▸ **What this task involves**:
Lines containing the string "Torque" are to be counted. Write only how many there are.

▸ **Material for the task**:
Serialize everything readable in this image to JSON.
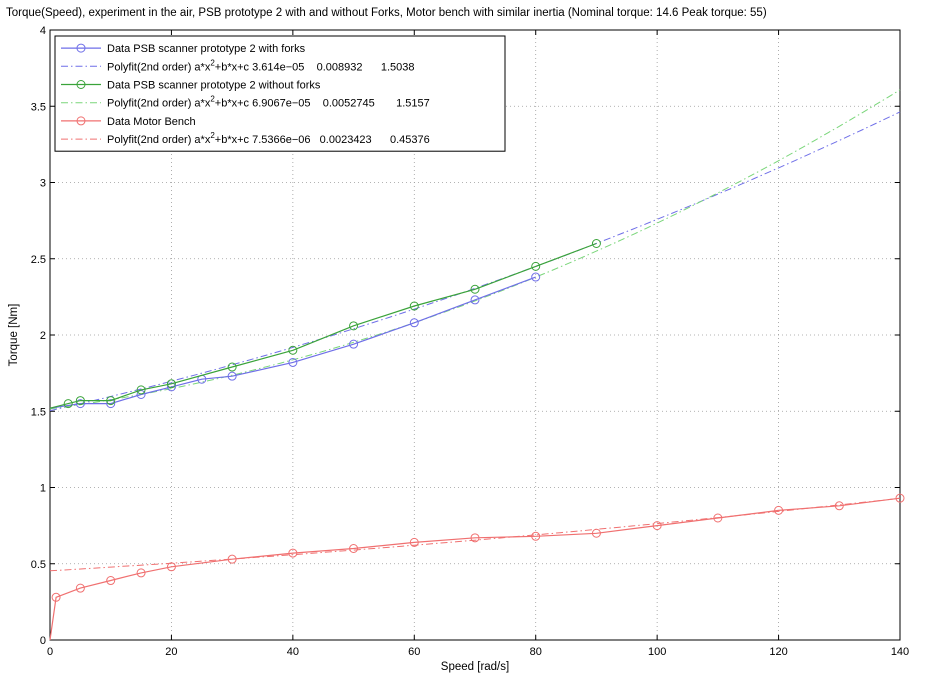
{
  "chart_data": {
    "type": "line",
    "title": "Torque(Speed), experiment in the air, PSB prototype 2 with and without Forks, Motor bench with similar inertia (Nominal torque: 14.6 Peak torque: 55)",
    "xlabel": "Speed [rad/s]",
    "ylabel": "Torque [Nm]",
    "xlim": [
      0,
      140
    ],
    "ylim": [
      0,
      4
    ],
    "xticks": [
      "0",
      "20",
      "40",
      "60",
      "80",
      "100",
      "120",
      "140"
    ],
    "yticks": [
      "0",
      "0.5",
      "1",
      "1.5",
      "2",
      "2.5",
      "3",
      "3.5",
      "4"
    ],
    "grid": "dotted",
    "legend_position": "top-left",
    "series": [
      {
        "name": "Data PSB scanner prototype 2 with forks",
        "style": "solid-circle",
        "color": "#6f6fe8",
        "x": [
          0,
          5,
          10,
          15,
          20,
          25,
          30,
          40,
          50,
          60,
          70,
          80
        ],
        "y": [
          1.52,
          1.55,
          1.55,
          1.61,
          1.66,
          1.71,
          1.73,
          1.82,
          1.94,
          2.08,
          2.23,
          2.38
        ]
      },
      {
        "name": "Polyfit(2nd order) a*x",
        "exp": "2",
        "name_tail": "+b*x+c 3.614e−05    0.008932      1.5038",
        "style": "dashdot",
        "color": "#6f6fe8",
        "fit": [
          3.614e-05,
          0.008932,
          1.5038
        ],
        "xrange": [
          0,
          140
        ]
      },
      {
        "name": "Data PSB scanner prototype 2 without forks",
        "style": "solid-circle",
        "color": "#3aa33a",
        "x": [
          0,
          3,
          5,
          10,
          15,
          20,
          30,
          40,
          50,
          60,
          70,
          80,
          90
        ],
        "y": [
          1.52,
          1.55,
          1.57,
          1.57,
          1.64,
          1.68,
          1.79,
          1.9,
          2.06,
          2.19,
          2.3,
          2.45,
          2.6
        ]
      },
      {
        "name": "Polyfit(2nd order) a*x",
        "exp": "2",
        "name_tail": "+b*x+c 6.9067e−05    0.0052745       1.5157",
        "style": "dashdot",
        "color": "#7ad67a",
        "fit": [
          6.9067e-05,
          0.0052745,
          1.5157
        ],
        "xrange": [
          0,
          140
        ]
      },
      {
        "name": "Data Motor Bench",
        "style": "solid-circle",
        "color": "#f07070",
        "x": [
          0,
          1,
          5,
          10,
          15,
          20,
          30,
          40,
          50,
          60,
          70,
          80,
          90,
          100,
          110,
          120,
          130,
          140
        ],
        "y": [
          0.0,
          0.28,
          0.34,
          0.39,
          0.44,
          0.48,
          0.53,
          0.57,
          0.6,
          0.64,
          0.67,
          0.68,
          0.7,
          0.75,
          0.8,
          0.85,
          0.88,
          0.93
        ]
      },
      {
        "name": "Polyfit(2nd order) a*x",
        "exp": "2",
        "name_tail": "+b*x+c 7.5366e−06   0.0023423      0.45376",
        "style": "dashdot",
        "color": "#f07070",
        "fit": [
          7.5366e-06,
          0.0023423,
          0.45376
        ],
        "xrange": [
          0,
          140
        ]
      }
    ]
  }
}
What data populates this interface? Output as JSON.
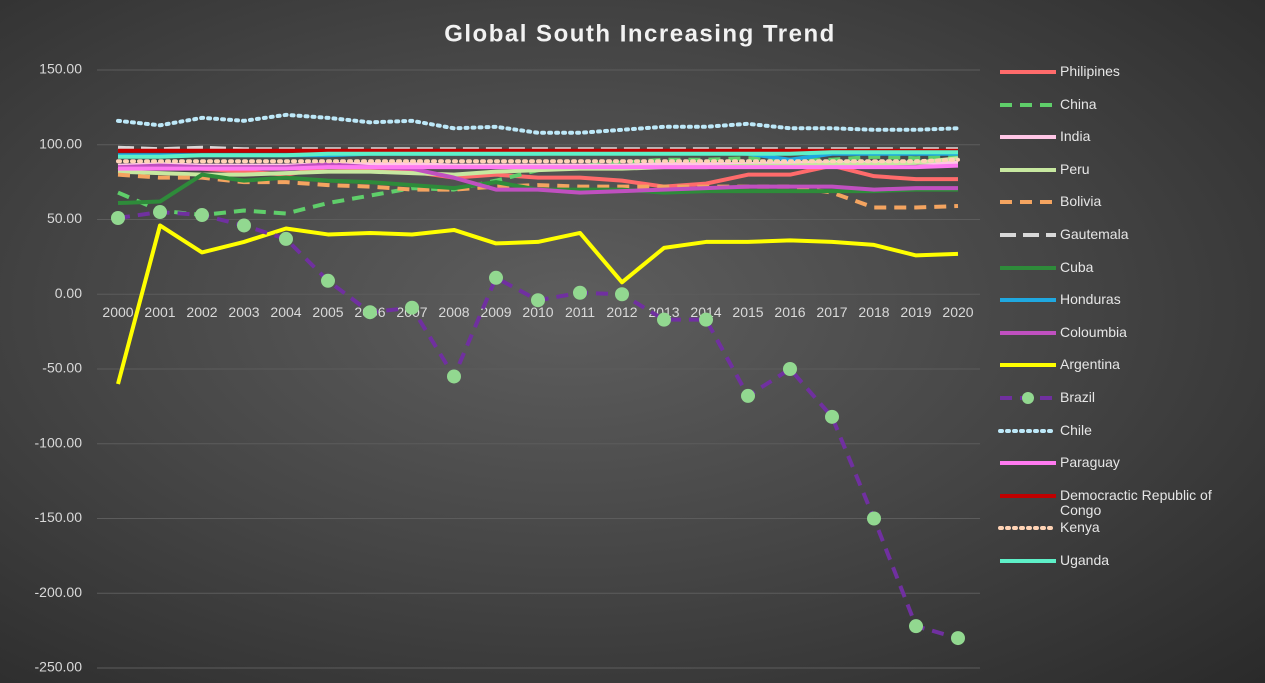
{
  "chart_data": {
    "type": "line",
    "title": "Global South Increasing Trend",
    "categories": [
      "2000",
      "2001",
      "2002",
      "2003",
      "2004",
      "2005",
      "2006",
      "2007",
      "2008",
      "2009",
      "2010",
      "2011",
      "2012",
      "2013",
      "2014",
      "2015",
      "2016",
      "2017",
      "2018",
      "2019",
      "2020"
    ],
    "ylim": [
      -250,
      150
    ],
    "yticks": [
      {
        "value": -250,
        "label": "-250.00"
      },
      {
        "value": -200,
        "label": "-200.00"
      },
      {
        "value": -150,
        "label": "-150.00"
      },
      {
        "value": -100,
        "label": "-100.00"
      },
      {
        "value": -50,
        "label": "-50.00"
      },
      {
        "value": 0,
        "label": "0.00"
      },
      {
        "value": 50,
        "label": "50.00"
      },
      {
        "value": 100,
        "label": "100.00"
      },
      {
        "value": 150,
        "label": "150.00"
      }
    ],
    "grid": true,
    "legend": "right",
    "series": [
      {
        "name": "Philipines",
        "color": "#ff6b6b",
        "dash": "solid",
        "values": [
          83,
          86,
          84,
          82,
          80,
          85,
          84,
          82,
          78,
          80,
          78,
          78,
          76,
          72,
          74,
          80,
          80,
          86,
          79,
          77,
          77
        ]
      },
      {
        "name": "China",
        "color": "#5fce6a",
        "dash": "dashed",
        "values": [
          68,
          56,
          53,
          56,
          54,
          61,
          66,
          71,
          70,
          76,
          83,
          86,
          88,
          90,
          90,
          91,
          90,
          90,
          92,
          91,
          92
        ]
      },
      {
        "name": "India",
        "color": "#ffc6e6",
        "dash": "solid",
        "values": [
          86,
          87,
          86,
          86,
          86,
          87,
          87,
          87,
          86,
          86,
          86,
          86,
          86,
          87,
          87,
          87,
          88,
          88,
          88,
          88,
          88
        ]
      },
      {
        "name": "Peru",
        "color": "#c7e8a0",
        "dash": "solid",
        "values": [
          82,
          81,
          80,
          80,
          81,
          82,
          82,
          81,
          80,
          82,
          83,
          84,
          84,
          85,
          85,
          86,
          86,
          87,
          87,
          88,
          91
        ]
      },
      {
        "name": "Bolivia",
        "color": "#f4a460",
        "dash": "dashed",
        "values": [
          80,
          78,
          78,
          75,
          75,
          73,
          72,
          70,
          70,
          72,
          73,
          72,
          72,
          72,
          72,
          72,
          72,
          68,
          58,
          58,
          59
        ]
      },
      {
        "name": "Gautemala",
        "color": "#d9d9d9",
        "dash": "longdash",
        "values": [
          98,
          97,
          98,
          97,
          97,
          97,
          97,
          97,
          97,
          97,
          97,
          97,
          97,
          97,
          97,
          97,
          97,
          97,
          97,
          97,
          97
        ]
      },
      {
        "name": "Cuba",
        "color": "#2e8b3a",
        "dash": "solid",
        "values": [
          61,
          62,
          80,
          76,
          78,
          76,
          75,
          73,
          71,
          75,
          70,
          70,
          70,
          68,
          69,
          69,
          69,
          69,
          69,
          70,
          70
        ]
      },
      {
        "name": "Honduras",
        "color": "#1fa8e0",
        "dash": "solid",
        "values": [
          93,
          93,
          93,
          93,
          93,
          93,
          94,
          94,
          94,
          94,
          94,
          95,
          95,
          95,
          95,
          94,
          90,
          94,
          94,
          94,
          94
        ]
      },
      {
        "name": "Coloumbia",
        "color": "#c050c0",
        "dash": "solid",
        "values": [
          85,
          86,
          85,
          85,
          85,
          87,
          85,
          84,
          78,
          70,
          70,
          68,
          69,
          70,
          71,
          72,
          72,
          72,
          70,
          71,
          71
        ]
      },
      {
        "name": "Argentina",
        "color": "#ffff00",
        "dash": "solid",
        "values": [
          -60,
          46,
          28,
          35,
          44,
          40,
          41,
          40,
          43,
          34,
          35,
          41,
          8,
          31,
          35,
          35,
          36,
          35,
          33,
          26,
          27
        ]
      },
      {
        "name": "Brazil",
        "color": "#7030a0",
        "dash": "dashed",
        "marker": "#92d890",
        "values": [
          51,
          55,
          53,
          46,
          37,
          9,
          -12,
          -9,
          -55,
          11,
          -4,
          1,
          0,
          -17,
          -17,
          -68,
          -50,
          -82,
          -150,
          -222,
          -230
        ]
      },
      {
        "name": "Chile",
        "color": "#bde8f8",
        "dash": "dotted",
        "values": [
          116,
          113,
          118,
          116,
          120,
          118,
          115,
          116,
          111,
          112,
          108,
          108,
          110,
          112,
          112,
          114,
          111,
          111,
          110,
          110,
          111
        ]
      },
      {
        "name": "Paraguay",
        "color": "#ff7af0",
        "dash": "solid",
        "values": [
          84,
          84,
          84,
          84,
          84,
          85,
          85,
          85,
          85,
          85,
          85,
          85,
          85,
          85,
          85,
          85,
          85,
          85,
          85,
          85,
          86
        ]
      },
      {
        "name": "Democractic Republic of Congo",
        "color": "#c00000",
        "dash": "solid",
        "values": [
          96,
          96,
          96,
          96,
          96,
          96,
          96,
          96,
          96,
          96,
          96,
          96,
          96,
          96,
          96,
          96,
          96,
          96,
          96,
          96,
          96
        ]
      },
      {
        "name": "Kenya",
        "color": "#ffd3b5",
        "dash": "dotted",
        "values": [
          89,
          89,
          89,
          89,
          89,
          89,
          89,
          89,
          89,
          89,
          89,
          89,
          89,
          89,
          89,
          89,
          89,
          89,
          89,
          89,
          90
        ]
      },
      {
        "name": "Uganda",
        "color": "#5ef0c8",
        "dash": "solid",
        "values": [
          92,
          92,
          93,
          93,
          93,
          94,
          94,
          94,
          94,
          94,
          94,
          94,
          94,
          94,
          94,
          94,
          94,
          95,
          95,
          95,
          95
        ]
      }
    ]
  }
}
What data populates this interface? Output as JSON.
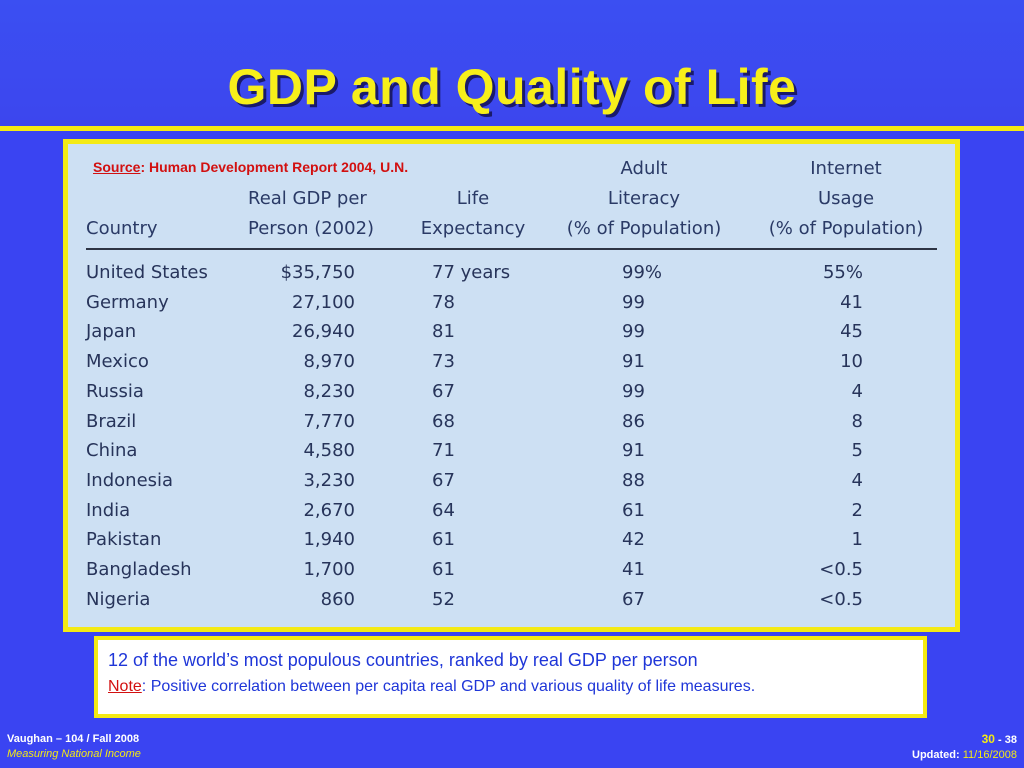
{
  "title": "GDP and Quality of Life",
  "source": {
    "label": "Source",
    "text": ": Human Development Report 2004, U.N."
  },
  "table": {
    "headers": {
      "country": [
        "Country"
      ],
      "gdp": [
        "Real GDP per",
        "Person (2002)"
      ],
      "life": [
        "Life",
        "Expectancy"
      ],
      "literacy": [
        "Adult",
        "Literacy",
        "(% of Population)"
      ],
      "internet": [
        "Internet",
        "Usage",
        "(% of Population)"
      ]
    },
    "rows": [
      {
        "country": "United States",
        "gdp": "$35,750",
        "life": "77 years",
        "literacy": "99%",
        "internet": "55%"
      },
      {
        "country": "Germany",
        "gdp": "27,100",
        "life": "78",
        "literacy": "99",
        "internet": "41"
      },
      {
        "country": "Japan",
        "gdp": "26,940",
        "life": "81",
        "literacy": "99",
        "internet": "45"
      },
      {
        "country": "Mexico",
        "gdp": "8,970",
        "life": "73",
        "literacy": "91",
        "internet": "10"
      },
      {
        "country": "Russia",
        "gdp": "8,230",
        "life": "67",
        "literacy": "99",
        "internet": "4"
      },
      {
        "country": "Brazil",
        "gdp": "7,770",
        "life": "68",
        "literacy": "86",
        "internet": "8"
      },
      {
        "country": "China",
        "gdp": "4,580",
        "life": "71",
        "literacy": "91",
        "internet": "5"
      },
      {
        "country": "Indonesia",
        "gdp": "3,230",
        "life": "67",
        "literacy": "88",
        "internet": "4"
      },
      {
        "country": "India",
        "gdp": "2,670",
        "life": "64",
        "literacy": "61",
        "internet": "2"
      },
      {
        "country": "Pakistan",
        "gdp": "1,940",
        "life": "61",
        "literacy": "42",
        "internet": "1"
      },
      {
        "country": "Bangladesh",
        "gdp": "1,700",
        "life": "61",
        "literacy": "41",
        "internet": "<0.5"
      },
      {
        "country": "Nigeria",
        "gdp": "860",
        "life": "52",
        "literacy": "67",
        "internet": "<0.5"
      }
    ]
  },
  "note": {
    "line1": "12 of the world’s most populous countries, ranked by real GDP per person",
    "label": "Note",
    "text": ": Positive correlation between per capita real GDP and various quality of life measures."
  },
  "footer": {
    "author": "Vaughan – 104 / Fall 2008",
    "course_title": "Measuring National Income",
    "slide_number": "30",
    "slide_sep": " - ",
    "slide_total": "38",
    "updated_label": "Updated: ",
    "updated_date": "11/16/2008"
  },
  "colors": {
    "background": "#3a44f2",
    "title": "#f7ef1a",
    "accent_yellow": "#f4ea14",
    "table_bg": "#cde0f3",
    "source_red": "#d21010",
    "note_blue": "#1f36d8"
  }
}
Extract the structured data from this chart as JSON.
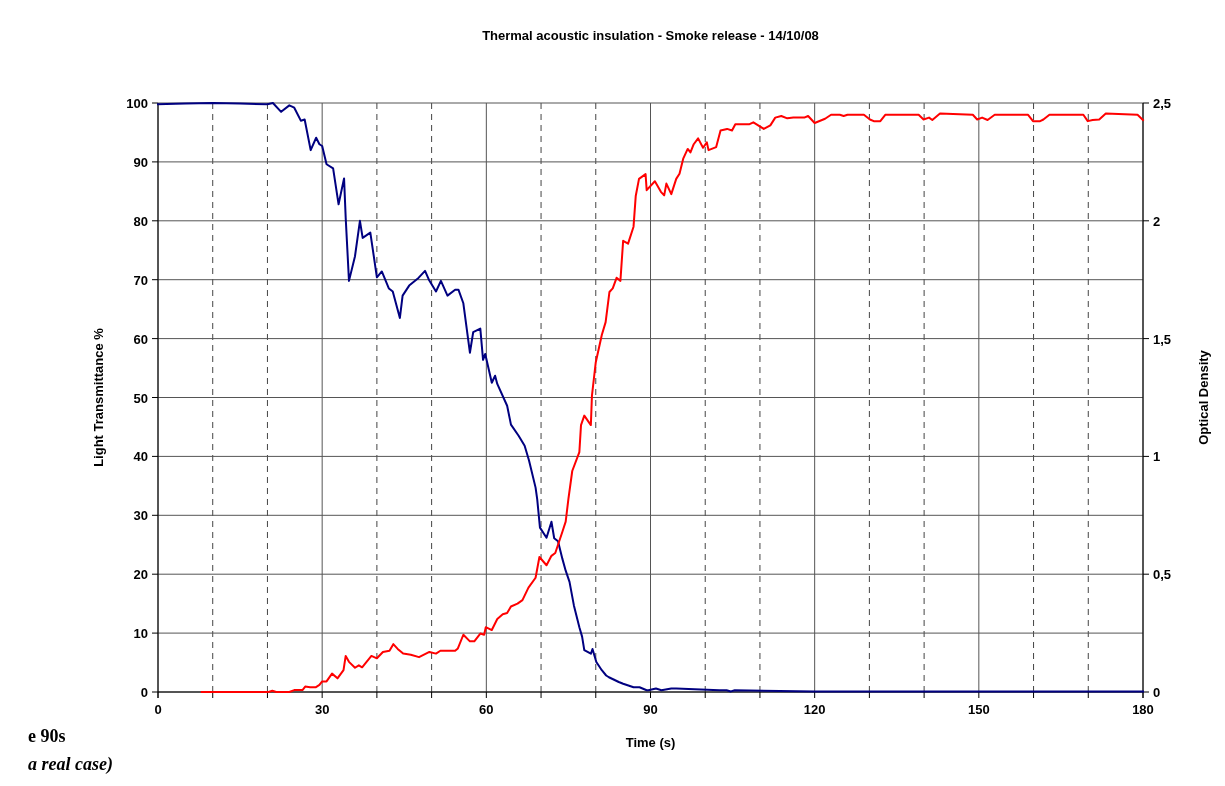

▸ **Written reply**:
2